■ **PROBLEM TO WORK ON**
Tally the lines in the data that follows that include the word "Probability", and report nothing but the total.

Data listing
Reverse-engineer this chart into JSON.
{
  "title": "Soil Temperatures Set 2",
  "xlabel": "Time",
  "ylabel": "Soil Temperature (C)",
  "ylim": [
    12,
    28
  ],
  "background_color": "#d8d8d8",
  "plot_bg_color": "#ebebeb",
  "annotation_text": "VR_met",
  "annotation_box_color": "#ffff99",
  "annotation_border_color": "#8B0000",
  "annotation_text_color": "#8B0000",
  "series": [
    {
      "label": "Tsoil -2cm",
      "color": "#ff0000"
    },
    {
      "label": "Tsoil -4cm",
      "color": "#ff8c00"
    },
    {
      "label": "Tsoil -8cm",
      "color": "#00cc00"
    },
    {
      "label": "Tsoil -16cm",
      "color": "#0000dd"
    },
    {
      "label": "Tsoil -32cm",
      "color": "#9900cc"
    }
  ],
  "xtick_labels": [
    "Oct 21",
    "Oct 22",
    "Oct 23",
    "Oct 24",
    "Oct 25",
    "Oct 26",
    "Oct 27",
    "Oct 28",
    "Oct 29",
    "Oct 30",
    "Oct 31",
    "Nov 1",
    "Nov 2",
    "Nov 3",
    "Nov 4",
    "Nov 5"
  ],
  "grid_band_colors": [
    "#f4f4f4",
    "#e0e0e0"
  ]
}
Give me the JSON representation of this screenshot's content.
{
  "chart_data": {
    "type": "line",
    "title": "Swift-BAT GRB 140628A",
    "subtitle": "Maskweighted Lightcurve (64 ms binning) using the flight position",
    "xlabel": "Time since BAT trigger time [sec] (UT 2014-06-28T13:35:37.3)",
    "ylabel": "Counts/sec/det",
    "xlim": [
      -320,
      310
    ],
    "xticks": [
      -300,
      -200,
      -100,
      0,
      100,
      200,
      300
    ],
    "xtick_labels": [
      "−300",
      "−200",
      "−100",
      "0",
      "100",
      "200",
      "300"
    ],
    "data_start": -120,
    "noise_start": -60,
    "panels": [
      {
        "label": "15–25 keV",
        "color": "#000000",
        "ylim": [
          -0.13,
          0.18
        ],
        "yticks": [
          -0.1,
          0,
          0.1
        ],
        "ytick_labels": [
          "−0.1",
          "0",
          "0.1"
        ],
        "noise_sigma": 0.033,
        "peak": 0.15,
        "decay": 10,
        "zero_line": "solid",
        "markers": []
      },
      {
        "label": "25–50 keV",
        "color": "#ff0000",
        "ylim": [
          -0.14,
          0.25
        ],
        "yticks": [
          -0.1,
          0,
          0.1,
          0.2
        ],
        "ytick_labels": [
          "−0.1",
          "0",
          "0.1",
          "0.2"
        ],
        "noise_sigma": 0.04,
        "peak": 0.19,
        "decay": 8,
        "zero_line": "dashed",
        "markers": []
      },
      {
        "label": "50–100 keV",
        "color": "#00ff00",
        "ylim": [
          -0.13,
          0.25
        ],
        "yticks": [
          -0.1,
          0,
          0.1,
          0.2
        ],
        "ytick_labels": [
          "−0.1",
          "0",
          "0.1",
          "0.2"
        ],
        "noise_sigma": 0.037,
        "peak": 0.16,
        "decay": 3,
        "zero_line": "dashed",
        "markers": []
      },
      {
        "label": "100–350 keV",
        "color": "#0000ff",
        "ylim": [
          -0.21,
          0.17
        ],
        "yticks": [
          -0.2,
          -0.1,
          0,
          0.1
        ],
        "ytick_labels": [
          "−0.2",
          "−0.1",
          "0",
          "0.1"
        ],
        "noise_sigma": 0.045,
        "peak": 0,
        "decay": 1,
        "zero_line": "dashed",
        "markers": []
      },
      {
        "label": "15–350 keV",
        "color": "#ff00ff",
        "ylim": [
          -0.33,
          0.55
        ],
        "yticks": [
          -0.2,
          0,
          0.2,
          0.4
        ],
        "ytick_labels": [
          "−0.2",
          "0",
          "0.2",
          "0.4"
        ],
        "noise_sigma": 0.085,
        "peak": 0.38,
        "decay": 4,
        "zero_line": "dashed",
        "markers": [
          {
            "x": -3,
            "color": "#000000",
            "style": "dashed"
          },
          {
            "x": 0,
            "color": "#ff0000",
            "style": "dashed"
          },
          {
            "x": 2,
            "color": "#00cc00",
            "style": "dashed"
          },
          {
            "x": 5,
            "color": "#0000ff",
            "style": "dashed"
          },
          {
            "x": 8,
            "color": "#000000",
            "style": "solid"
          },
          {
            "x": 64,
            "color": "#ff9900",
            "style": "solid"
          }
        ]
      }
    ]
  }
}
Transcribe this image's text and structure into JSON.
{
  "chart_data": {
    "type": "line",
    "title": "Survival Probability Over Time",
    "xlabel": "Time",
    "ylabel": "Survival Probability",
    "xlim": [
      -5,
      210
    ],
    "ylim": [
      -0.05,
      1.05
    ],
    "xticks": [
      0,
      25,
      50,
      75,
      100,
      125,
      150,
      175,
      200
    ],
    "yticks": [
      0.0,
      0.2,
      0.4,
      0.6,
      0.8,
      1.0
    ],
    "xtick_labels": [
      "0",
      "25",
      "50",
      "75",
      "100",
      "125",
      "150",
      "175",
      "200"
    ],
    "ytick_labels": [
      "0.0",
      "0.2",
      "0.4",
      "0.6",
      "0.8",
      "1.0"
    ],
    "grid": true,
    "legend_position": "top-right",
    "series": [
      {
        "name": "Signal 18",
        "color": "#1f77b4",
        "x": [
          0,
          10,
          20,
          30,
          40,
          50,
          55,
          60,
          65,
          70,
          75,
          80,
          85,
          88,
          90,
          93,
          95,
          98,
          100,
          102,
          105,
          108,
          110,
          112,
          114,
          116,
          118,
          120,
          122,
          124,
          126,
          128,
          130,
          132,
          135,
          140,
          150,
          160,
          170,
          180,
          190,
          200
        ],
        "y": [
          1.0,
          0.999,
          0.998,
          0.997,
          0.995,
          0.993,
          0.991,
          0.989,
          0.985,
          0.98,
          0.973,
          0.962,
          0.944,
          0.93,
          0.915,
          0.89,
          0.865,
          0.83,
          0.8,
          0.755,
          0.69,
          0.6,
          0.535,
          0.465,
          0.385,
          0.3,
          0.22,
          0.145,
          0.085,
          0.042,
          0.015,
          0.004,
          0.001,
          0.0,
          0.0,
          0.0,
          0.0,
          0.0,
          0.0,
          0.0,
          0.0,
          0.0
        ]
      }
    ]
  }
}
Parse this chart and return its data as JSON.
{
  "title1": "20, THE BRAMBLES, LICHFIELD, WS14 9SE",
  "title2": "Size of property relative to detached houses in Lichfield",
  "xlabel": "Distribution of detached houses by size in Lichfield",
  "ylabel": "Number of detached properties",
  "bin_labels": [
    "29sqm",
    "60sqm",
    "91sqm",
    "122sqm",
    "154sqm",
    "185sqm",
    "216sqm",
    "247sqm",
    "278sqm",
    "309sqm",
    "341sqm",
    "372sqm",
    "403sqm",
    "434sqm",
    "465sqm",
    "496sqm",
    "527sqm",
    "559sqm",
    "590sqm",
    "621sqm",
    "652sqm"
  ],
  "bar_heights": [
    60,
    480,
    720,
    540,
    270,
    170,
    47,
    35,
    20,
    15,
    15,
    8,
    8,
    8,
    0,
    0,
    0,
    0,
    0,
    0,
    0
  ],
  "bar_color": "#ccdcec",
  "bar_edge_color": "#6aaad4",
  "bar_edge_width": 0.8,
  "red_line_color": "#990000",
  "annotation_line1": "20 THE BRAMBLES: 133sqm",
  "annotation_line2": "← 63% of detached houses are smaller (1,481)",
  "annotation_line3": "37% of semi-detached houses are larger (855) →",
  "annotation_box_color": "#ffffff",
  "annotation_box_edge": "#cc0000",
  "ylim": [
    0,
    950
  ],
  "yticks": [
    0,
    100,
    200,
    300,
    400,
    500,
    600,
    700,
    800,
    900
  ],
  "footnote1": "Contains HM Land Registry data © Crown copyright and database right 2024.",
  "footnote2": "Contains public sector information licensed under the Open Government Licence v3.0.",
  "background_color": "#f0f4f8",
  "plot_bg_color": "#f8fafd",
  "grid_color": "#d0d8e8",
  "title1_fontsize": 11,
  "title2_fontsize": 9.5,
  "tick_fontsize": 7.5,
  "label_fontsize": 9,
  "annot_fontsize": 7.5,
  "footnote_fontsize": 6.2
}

■ **ANSWER TO THE PROBLEM**
2